## Aim of the task
Below are the records; reproduce all of them exactly but without any images.

[Items from a data source]
************
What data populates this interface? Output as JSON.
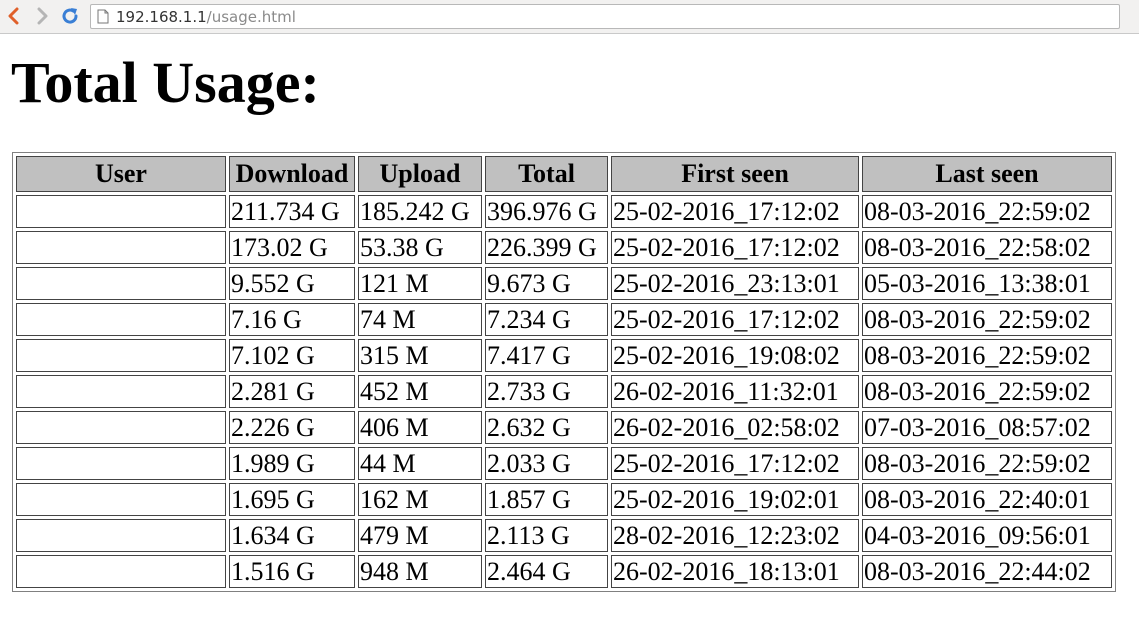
{
  "browser": {
    "url_host": "192.168.1.1",
    "url_path": "/usage.html"
  },
  "page": {
    "title": "Total Usage:"
  },
  "table": {
    "headers": [
      "User",
      "Download",
      "Upload",
      "Total",
      "First seen",
      "Last seen"
    ],
    "rows": [
      [
        "",
        "211.734 G",
        "185.242 G",
        "396.976 G",
        "25-02-2016_17:12:02",
        "08-03-2016_22:59:02"
      ],
      [
        "",
        "173.02 G",
        "53.38 G",
        "226.399 G",
        "25-02-2016_17:12:02",
        "08-03-2016_22:58:02"
      ],
      [
        "",
        "9.552 G",
        "121 M",
        "9.673 G",
        "25-02-2016_23:13:01",
        "05-03-2016_13:38:01"
      ],
      [
        "",
        "7.16 G",
        "74 M",
        "7.234 G",
        "25-02-2016_17:12:02",
        "08-03-2016_22:59:02"
      ],
      [
        "",
        "7.102 G",
        "315 M",
        "7.417 G",
        "25-02-2016_19:08:02",
        "08-03-2016_22:59:02"
      ],
      [
        "",
        "2.281 G",
        "452 M",
        "2.733 G",
        "26-02-2016_11:32:01",
        "08-03-2016_22:59:02"
      ],
      [
        "",
        "2.226 G",
        "406 M",
        "2.632 G",
        "26-02-2016_02:58:02",
        "07-03-2016_08:57:02"
      ],
      [
        "",
        "1.989 G",
        "44 M",
        "2.033 G",
        "25-02-2016_17:12:02",
        "08-03-2016_22:59:02"
      ],
      [
        "",
        "1.695 G",
        "162 M",
        "1.857 G",
        "25-02-2016_19:02:01",
        "08-03-2016_22:40:01"
      ],
      [
        "",
        "1.634 G",
        "479 M",
        "2.113 G",
        "28-02-2016_12:23:02",
        "04-03-2016_09:56:01"
      ],
      [
        "",
        "1.516 G",
        "948 M",
        "2.464 G",
        "26-02-2016_18:13:01",
        "08-03-2016_22:44:02"
      ]
    ]
  },
  "colors": {
    "header_bg": "#c0c0c0",
    "back_arrow": "#e0602a",
    "reload": "#3a7fd5"
  }
}
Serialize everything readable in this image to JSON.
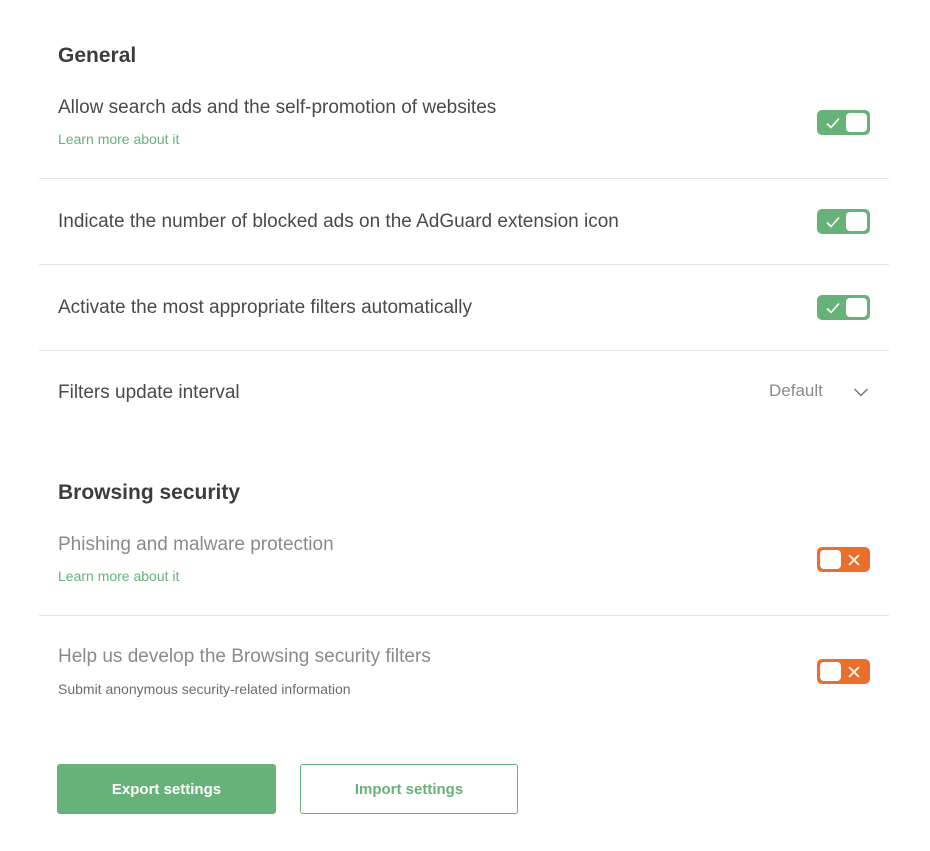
{
  "general": {
    "title": "General",
    "items": [
      {
        "label": "Allow search ads and the self-promotion of websites",
        "link": "Learn more about it",
        "enabled": true
      },
      {
        "label": "Indicate the number of blocked ads on the AdGuard extension icon",
        "enabled": true
      },
      {
        "label": "Activate the most appropriate filters automatically",
        "enabled": true
      }
    ],
    "update_interval": {
      "label": "Filters update interval",
      "value": "Default"
    }
  },
  "browsing_security": {
    "title": "Browsing security",
    "items": [
      {
        "label": "Phishing and malware protection",
        "link": "Learn more about it",
        "enabled": false
      },
      {
        "label": "Help us develop the Browsing security filters",
        "description": "Submit anonymous security-related information",
        "enabled": false
      }
    ]
  },
  "buttons": {
    "export": "Export settings",
    "import": "Import settings"
  },
  "colors": {
    "accent": "#67b279",
    "off": "#eb6f2c"
  }
}
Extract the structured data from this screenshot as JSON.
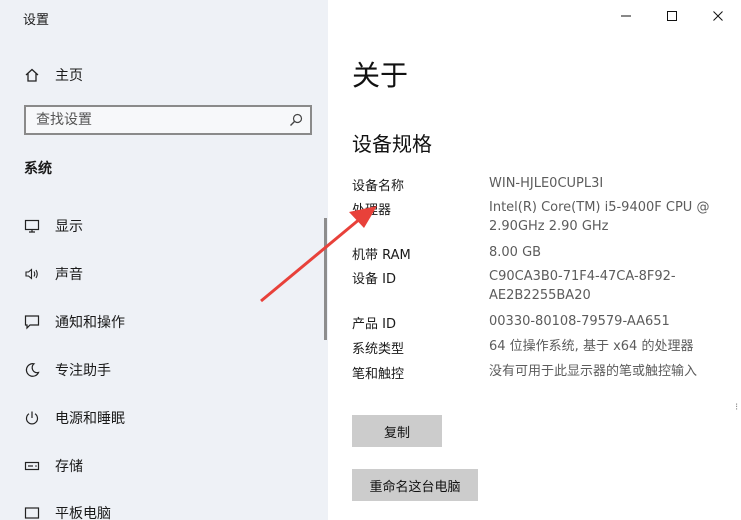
{
  "window": {
    "title": "设置"
  },
  "sidebar": {
    "home_label": "主页",
    "search_placeholder": "查找设置",
    "section_label": "系统",
    "items": [
      {
        "label": "显示",
        "icon": "monitor-icon"
      },
      {
        "label": "声音",
        "icon": "speaker-icon"
      },
      {
        "label": "通知和操作",
        "icon": "notification-icon"
      },
      {
        "label": "专注助手",
        "icon": "moon-icon"
      },
      {
        "label": "电源和睡眠",
        "icon": "power-icon"
      },
      {
        "label": "存储",
        "icon": "storage-icon"
      },
      {
        "label": "平板电脑",
        "icon": "tablet-icon"
      }
    ]
  },
  "main": {
    "title": "关于",
    "specs_heading": "设备规格",
    "specs": [
      {
        "key": "设备名称",
        "value": "WIN-HJLE0CUPL3I"
      },
      {
        "key": "处理器",
        "value": "Intel(R) Core(TM) i5-9400F CPU @ 2.90GHz   2.90 GHz"
      },
      {
        "key": "机带 RAM",
        "value": "8.00 GB"
      },
      {
        "key": "设备 ID",
        "value": "C90CA3B0-71F4-47CA-8F92-AE2B2255BA20"
      },
      {
        "key": "产品 ID",
        "value": "00330-80108-79579-AA651"
      },
      {
        "key": "系统类型",
        "value": "64 位操作系统, 基于 x64 的处理器"
      },
      {
        "key": "笔和触控",
        "value": "没有可用于此显示器的笔或触控输入"
      }
    ],
    "copy_label": "复制",
    "rename_label": "重命名这台电脑"
  },
  "colors": {
    "sidebar_bg": "#eef1f6",
    "arrow": "#e8413a",
    "button_bg": "#cccccc"
  }
}
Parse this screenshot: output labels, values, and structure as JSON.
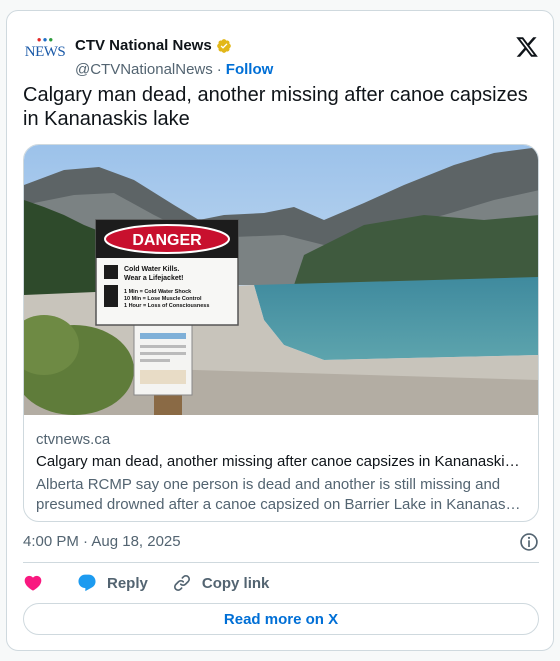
{
  "author": {
    "logo_top": "CTV",
    "logo_bottom": "NEWS",
    "display_name": "CTV National News",
    "handle": "@CTVNationalNews",
    "separator": "·",
    "follow_label": "Follow",
    "verified_badge_color": "#e2b719"
  },
  "tweet": {
    "text": "Calgary man dead, another missing after canoe capsizes in Kananaskis lake"
  },
  "link_card": {
    "image": {
      "sign_header": "DANGER",
      "sign_line1": "Cold Water Kills.",
      "sign_line2": "Wear a Lifejacket!",
      "sign_rule1": "1 Min = Cold Water Shock",
      "sign_rule2": "10 Min = Lose Muscle Control",
      "sign_rule3": "1 Hour = Loss of Consciousness"
    },
    "domain": "ctvnews.ca",
    "title": "Calgary man dead, another missing after canoe capsizes in Kananaski…",
    "description": "Alberta RCMP say one person is dead and another is still missing and presumed drowned after a canoe capsized on Barrier Lake in Kananas…"
  },
  "meta": {
    "timestamp": "4:00 PM · Aug 18, 2025"
  },
  "actions": {
    "like_label": "",
    "reply_label": "Reply",
    "copy_link_label": "Copy link"
  },
  "footer": {
    "read_more_label": "Read more on X"
  },
  "colors": {
    "accent": "#006fd6",
    "like": "#f91880",
    "reply": "#1d9bf0",
    "text_secondary": "#536471",
    "border": "#cfd9de"
  }
}
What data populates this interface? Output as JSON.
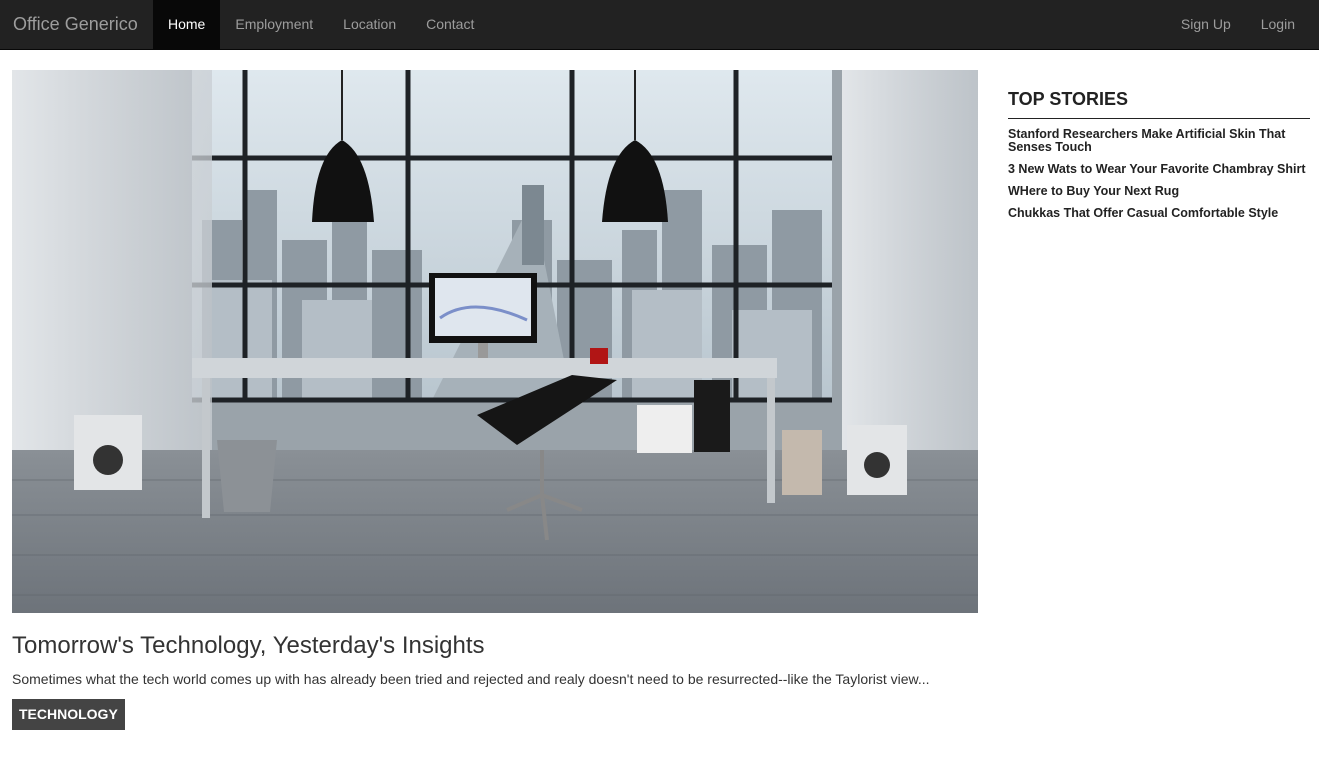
************
## Task solution
What data populates this interface? Output as JSON.
{
  "browser": {
    "url_host": "192.168.1.1",
    "url_path": "/usage.html"
  },
  "page": {
    "title": "Total Usage:"
  },
  "table": {
    "headers": [
      "User",
      "Download",
      "Upload",
      "Total",
      "First seen",
      "Last seen"
    ],
    "rows": [
      [
        "",
        "211.734 G",
        "185.242 G",
        "396.976 G",
        "25-02-2016_17:12:02",
        "08-03-2016_22:59:02"
      ],
      [
        "",
        "173.02 G",
        "53.38 G",
        "226.399 G",
        "25-02-2016_17:12:02",
        "08-03-2016_22:58:02"
      ],
      [
        "",
        "9.552 G",
        "121 M",
        "9.673 G",
        "25-02-2016_23:13:01",
        "05-03-2016_13:38:01"
      ],
      [
        "",
        "7.16 G",
        "74 M",
        "7.234 G",
        "25-02-2016_17:12:02",
        "08-03-2016_22:59:02"
      ],
      [
        "",
        "7.102 G",
        "315 M",
        "7.417 G",
        "25-02-2016_19:08:02",
        "08-03-2016_22:59:02"
      ],
      [
        "",
        "2.281 G",
        "452 M",
        "2.733 G",
        "26-02-2016_11:32:01",
        "08-03-2016_22:59:02"
      ],
      [
        "",
        "2.226 G",
        "406 M",
        "2.632 G",
        "26-02-2016_02:58:02",
        "07-03-2016_08:57:02"
      ],
      [
        "",
        "1.989 G",
        "44 M",
        "2.033 G",
        "25-02-2016_17:12:02",
        "08-03-2016_22:59:02"
      ],
      [
        "",
        "1.695 G",
        "162 M",
        "1.857 G",
        "25-02-2016_19:02:01",
        "08-03-2016_22:40:01"
      ],
      [
        "",
        "1.634 G",
        "479 M",
        "2.113 G",
        "28-02-2016_12:23:02",
        "04-03-2016_09:56:01"
      ],
      [
        "",
        "1.516 G",
        "948 M",
        "2.464 G",
        "26-02-2016_18:13:01",
        "08-03-2016_22:44:02"
      ]
    ]
  },
  "colors": {
    "header_bg": "#c0c0c0",
    "back_arrow": "#e0602a",
    "reload": "#3a7fd5"
  }
}
Serialize everything readable in this image to JSON.
{
  "general": {
    "title": "General",
    "items": [
      {
        "label": "Allow search ads and the self-promotion of websites",
        "link": "Learn more about it",
        "enabled": true
      },
      {
        "label": "Indicate the number of blocked ads on the AdGuard extension icon",
        "enabled": true
      },
      {
        "label": "Activate the most appropriate filters automatically",
        "enabled": true
      }
    ],
    "update_interval": {
      "label": "Filters update interval",
      "value": "Default"
    }
  },
  "browsing_security": {
    "title": "Browsing security",
    "items": [
      {
        "label": "Phishing and malware protection",
        "link": "Learn more about it",
        "enabled": false
      },
      {
        "label": "Help us develop the Browsing security filters",
        "description": "Submit anonymous security-related information",
        "enabled": false
      }
    ]
  },
  "buttons": {
    "export": "Export settings",
    "import": "Import settings"
  },
  "colors": {
    "accent": "#67b279",
    "off": "#eb6f2c"
  }
}
Extract the structured data from this screenshot as JSON.
{
  "window": {
    "title": "设置"
  },
  "sidebar": {
    "home_label": "主页",
    "search_placeholder": "查找设置",
    "section_label": "系统",
    "items": [
      {
        "label": "显示",
        "icon": "monitor-icon"
      },
      {
        "label": "声音",
        "icon": "speaker-icon"
      },
      {
        "label": "通知和操作",
        "icon": "notification-icon"
      },
      {
        "label": "专注助手",
        "icon": "moon-icon"
      },
      {
        "label": "电源和睡眠",
        "icon": "power-icon"
      },
      {
        "label": "存储",
        "icon": "storage-icon"
      },
      {
        "label": "平板电脑",
        "icon": "tablet-icon"
      }
    ]
  },
  "main": {
    "title": "关于",
    "specs_heading": "设备规格",
    "specs": [
      {
        "key": "设备名称",
        "value": "WIN-HJLE0CUPL3I"
      },
      {
        "key": "处理器",
        "value": "Intel(R) Core(TM) i5-9400F CPU @ 2.90GHz   2.90 GHz"
      },
      {
        "key": "机带 RAM",
        "value": "8.00 GB"
      },
      {
        "key": "设备 ID",
        "value": "C90CA3B0-71F4-47CA-8F92-AE2B2255BA20"
      },
      {
        "key": "产品 ID",
        "value": "00330-80108-79579-AA651"
      },
      {
        "key": "系统类型",
        "value": "64 位操作系统, 基于 x64 的处理器"
      },
      {
        "key": "笔和触控",
        "value": "没有可用于此显示器的笔或触控输入"
      }
    ],
    "copy_label": "复制",
    "rename_label": "重命名这台电脑"
  },
  "colors": {
    "sidebar_bg": "#eef1f6",
    "arrow": "#e8413a",
    "button_bg": "#cccccc"
  }
}
Parse this screenshot: output labels, values, and structure as JSON.
{
  "author": {
    "logo_top": "CTV",
    "logo_bottom": "NEWS",
    "display_name": "CTV National News",
    "handle": "@CTVNationalNews",
    "separator": "·",
    "follow_label": "Follow",
    "verified_badge_color": "#e2b719"
  },
  "tweet": {
    "text": "Calgary man dead, another missing after canoe capsizes in Kananaskis lake"
  },
  "link_card": {
    "image": {
      "sign_header": "DANGER",
      "sign_line1": "Cold Water Kills.",
      "sign_line2": "Wear a Lifejacket!",
      "sign_rule1": "1 Min = Cold Water Shock",
      "sign_rule2": "10 Min = Lose Muscle Control",
      "sign_rule3": "1 Hour = Loss of Consciousness"
    },
    "domain": "ctvnews.ca",
    "title": "Calgary man dead, another missing after canoe capsizes in Kananaski…",
    "description": "Alberta RCMP say one person is dead and another is still missing and presumed drowned after a canoe capsized on Barrier Lake in Kananas…"
  },
  "meta": {
    "timestamp": "4:00 PM · Aug 18, 2025"
  },
  "actions": {
    "like_label": "",
    "reply_label": "Reply",
    "copy_link_label": "Copy link"
  },
  "footer": {
    "read_more_label": "Read more on X"
  },
  "colors": {
    "accent": "#006fd6",
    "like": "#f91880",
    "reply": "#1d9bf0",
    "text_secondary": "#536471",
    "border": "#cfd9de"
  }
}
What data populates this interface? Output as JSON.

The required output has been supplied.